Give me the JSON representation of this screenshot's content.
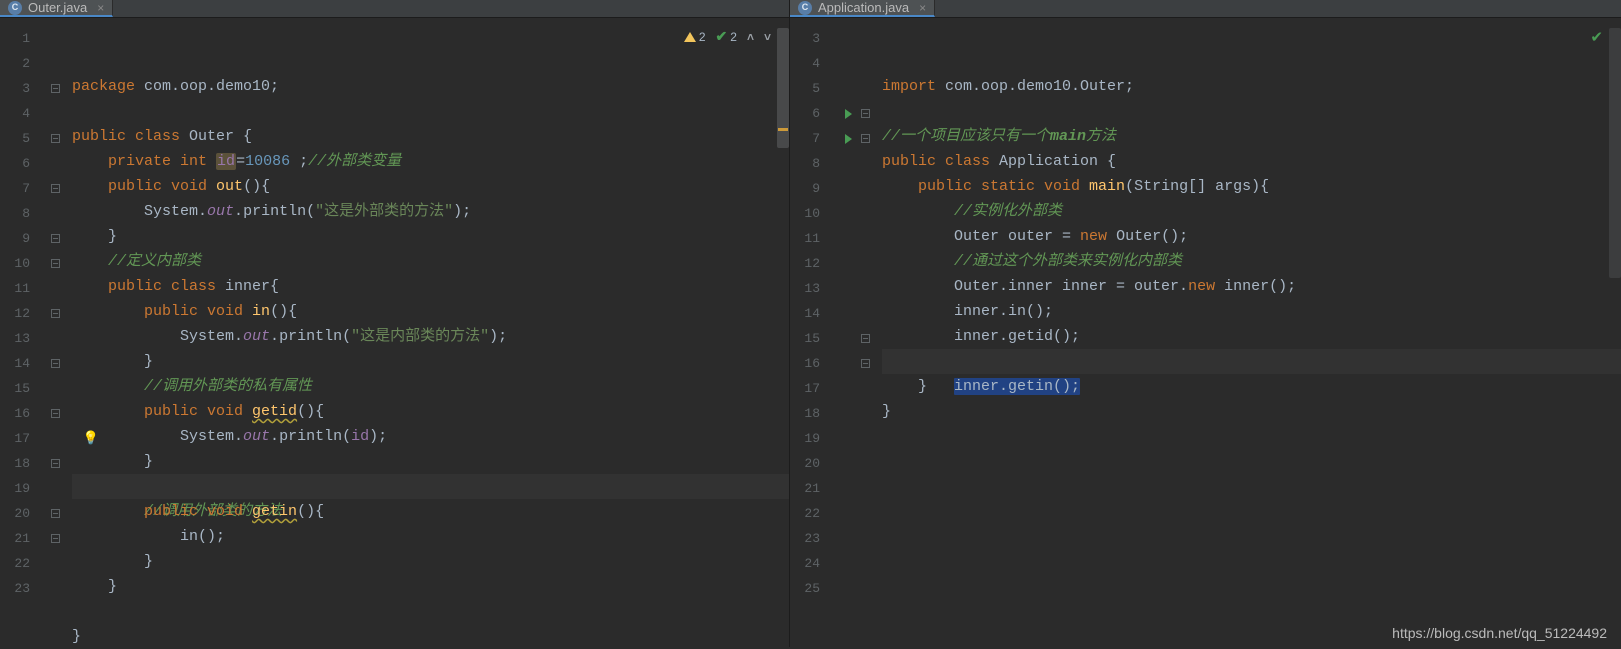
{
  "left": {
    "tab": {
      "filename": "Outer.java",
      "icon_letter": "C"
    },
    "inspection": {
      "warn_count": "2",
      "ok_count": "2"
    },
    "highlight_line_index": 16,
    "bulb_line_index": 16,
    "lines": [
      {
        "n": "1",
        "fold": "",
        "tokens": [
          [
            "kw",
            "package "
          ],
          [
            "plain",
            "com.oop.demo10"
          ],
          [
            "plain",
            ";"
          ]
        ]
      },
      {
        "n": "2",
        "fold": "",
        "tokens": []
      },
      {
        "n": "3",
        "fold": "-",
        "tokens": [
          [
            "kw",
            "public class "
          ],
          [
            "plain",
            "Outer {"
          ]
        ]
      },
      {
        "n": "4",
        "fold": "",
        "tokens": [
          [
            "plain",
            "    "
          ],
          [
            "kw",
            "private int "
          ],
          [
            "id hl-var",
            "id"
          ],
          [
            "plain",
            "="
          ],
          [
            "num",
            "10086"
          ],
          [
            "plain",
            " ;"
          ],
          [
            "cmt",
            "//外部类变量"
          ]
        ]
      },
      {
        "n": "5",
        "fold": "-",
        "tokens": [
          [
            "plain",
            "    "
          ],
          [
            "kw",
            "public void "
          ],
          [
            "fn",
            "out"
          ],
          [
            "plain",
            "(){"
          ]
        ]
      },
      {
        "n": "6",
        "fold": "",
        "tokens": [
          [
            "plain",
            "        System."
          ],
          [
            "id ital",
            "out"
          ],
          [
            "plain",
            "."
          ],
          [
            "plain",
            "println("
          ],
          [
            "str",
            "\"这是外部类的方法\""
          ],
          [
            "plain",
            ");"
          ]
        ]
      },
      {
        "n": "7",
        "fold": "-",
        "tokens": [
          [
            "plain",
            "    }"
          ]
        ]
      },
      {
        "n": "8",
        "fold": "",
        "tokens": [
          [
            "plain",
            "    "
          ],
          [
            "cmt",
            "//定义内部类"
          ]
        ]
      },
      {
        "n": "9",
        "fold": "-",
        "tokens": [
          [
            "plain",
            "    "
          ],
          [
            "kw",
            "public class "
          ],
          [
            "plain",
            "inner{"
          ]
        ]
      },
      {
        "n": "10",
        "fold": "-",
        "tokens": [
          [
            "plain",
            "        "
          ],
          [
            "kw",
            "public void "
          ],
          [
            "fn",
            "in"
          ],
          [
            "plain",
            "(){"
          ]
        ]
      },
      {
        "n": "11",
        "fold": "",
        "tokens": [
          [
            "plain",
            "            System."
          ],
          [
            "id ital",
            "out"
          ],
          [
            "plain",
            "."
          ],
          [
            "plain",
            "println("
          ],
          [
            "str",
            "\"这是内部类的方法\""
          ],
          [
            "plain",
            ");"
          ]
        ]
      },
      {
        "n": "12",
        "fold": "-",
        "tokens": [
          [
            "plain",
            "        }"
          ]
        ]
      },
      {
        "n": "13",
        "fold": "",
        "tokens": [
          [
            "plain",
            "        "
          ],
          [
            "cmt",
            "//调用外部类的私有属性"
          ]
        ]
      },
      {
        "n": "14",
        "fold": "-",
        "tokens": [
          [
            "plain",
            "        "
          ],
          [
            "kw",
            "public void "
          ],
          [
            "fn warn-u",
            "getid"
          ],
          [
            "plain",
            "(){"
          ]
        ]
      },
      {
        "n": "15",
        "fold": "",
        "tokens": [
          [
            "plain",
            "            System."
          ],
          [
            "id ital",
            "out"
          ],
          [
            "plain",
            "."
          ],
          [
            "plain",
            "println("
          ],
          [
            "id",
            "id"
          ],
          [
            "plain",
            ");"
          ]
        ]
      },
      {
        "n": "16",
        "fold": "-",
        "tokens": [
          [
            "plain",
            "        }"
          ]
        ]
      },
      {
        "n": "17",
        "fold": "",
        "tokens": [
          [
            "plain",
            "        "
          ],
          [
            "cmt",
            "//调用外部类的方法"
          ]
        ]
      },
      {
        "n": "18",
        "fold": "-",
        "tokens": [
          [
            "plain",
            "        "
          ],
          [
            "kw",
            "public void "
          ],
          [
            "fn warn-u",
            "getin"
          ],
          [
            "plain",
            "(){"
          ]
        ]
      },
      {
        "n": "19",
        "fold": "",
        "tokens": [
          [
            "plain",
            "            in();"
          ]
        ]
      },
      {
        "n": "20",
        "fold": "-",
        "tokens": [
          [
            "plain",
            "        }"
          ]
        ]
      },
      {
        "n": "21",
        "fold": "-",
        "tokens": [
          [
            "plain",
            "    }"
          ]
        ]
      },
      {
        "n": "22",
        "fold": "",
        "tokens": []
      },
      {
        "n": "23",
        "fold": "",
        "tokens": [
          [
            "plain",
            "}"
          ]
        ]
      }
    ]
  },
  "right": {
    "tab": {
      "filename": "Application.java",
      "icon_letter": "C"
    },
    "highlight_line_index": 11,
    "lines": [
      {
        "n": "3",
        "fold": "",
        "run": false,
        "tokens": [
          [
            "kw",
            "import "
          ],
          [
            "plain",
            "com.oop.demo10.Outer"
          ],
          [
            "plain",
            ";"
          ]
        ]
      },
      {
        "n": "4",
        "fold": "",
        "run": false,
        "tokens": []
      },
      {
        "n": "5",
        "fold": "",
        "run": false,
        "tokens": [
          [
            "cmt",
            "//一个项目应该只有一个"
          ],
          [
            "cmt-bold",
            "main"
          ],
          [
            "cmt",
            "方法"
          ]
        ]
      },
      {
        "n": "6",
        "fold": "-",
        "run": true,
        "tokens": [
          [
            "kw",
            "public class "
          ],
          [
            "plain",
            "Application {"
          ]
        ]
      },
      {
        "n": "7",
        "fold": "-",
        "run": true,
        "tokens": [
          [
            "plain",
            "    "
          ],
          [
            "kw",
            "public static void "
          ],
          [
            "fn",
            "main"
          ],
          [
            "plain",
            "(String[] args){"
          ]
        ]
      },
      {
        "n": "8",
        "fold": "",
        "run": false,
        "tokens": [
          [
            "plain",
            "        "
          ],
          [
            "cmt",
            "//实例化外部类"
          ]
        ]
      },
      {
        "n": "9",
        "fold": "",
        "run": false,
        "tokens": [
          [
            "plain",
            "        Outer outer = "
          ],
          [
            "kw",
            "new "
          ],
          [
            "plain",
            "Outer();"
          ]
        ]
      },
      {
        "n": "10",
        "fold": "",
        "run": false,
        "tokens": [
          [
            "plain",
            "        "
          ],
          [
            "cmt",
            "//通过这个外部类来实例化内部类"
          ]
        ]
      },
      {
        "n": "11",
        "fold": "",
        "run": false,
        "tokens": [
          [
            "plain",
            "        Outer.inner inner = outer."
          ],
          [
            "kw",
            "new "
          ],
          [
            "plain",
            "inner();"
          ]
        ]
      },
      {
        "n": "12",
        "fold": "",
        "run": false,
        "tokens": [
          [
            "plain",
            "        inner.in();"
          ]
        ]
      },
      {
        "n": "13",
        "fold": "",
        "run": false,
        "tokens": [
          [
            "plain",
            "        inner.getid();"
          ]
        ]
      },
      {
        "n": "14",
        "fold": "",
        "run": false,
        "tokens": [
          [
            "plain",
            "        "
          ],
          [
            "plain selbg",
            "inner.getin();"
          ]
        ]
      },
      {
        "n": "15",
        "fold": "-",
        "run": false,
        "tokens": [
          [
            "plain",
            "    }"
          ]
        ]
      },
      {
        "n": "16",
        "fold": "-",
        "run": false,
        "tokens": [
          [
            "plain",
            "}"
          ]
        ]
      },
      {
        "n": "17",
        "fold": "",
        "run": false,
        "tokens": []
      },
      {
        "n": "18",
        "fold": "",
        "run": false,
        "tokens": []
      },
      {
        "n": "19",
        "fold": "",
        "run": false,
        "tokens": []
      },
      {
        "n": "20",
        "fold": "",
        "run": false,
        "tokens": []
      },
      {
        "n": "21",
        "fold": "",
        "run": false,
        "tokens": []
      },
      {
        "n": "22",
        "fold": "",
        "run": false,
        "tokens": []
      },
      {
        "n": "23",
        "fold": "",
        "run": false,
        "tokens": []
      },
      {
        "n": "24",
        "fold": "",
        "run": false,
        "tokens": []
      },
      {
        "n": "25",
        "fold": "",
        "run": false,
        "tokens": []
      }
    ]
  },
  "watermark": "https://blog.csdn.net/qq_51224492"
}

---+---

How many of the lines in the listing above hold the word "inner"? Report only that figure.

* [ANSWER TO THE TASK]: 6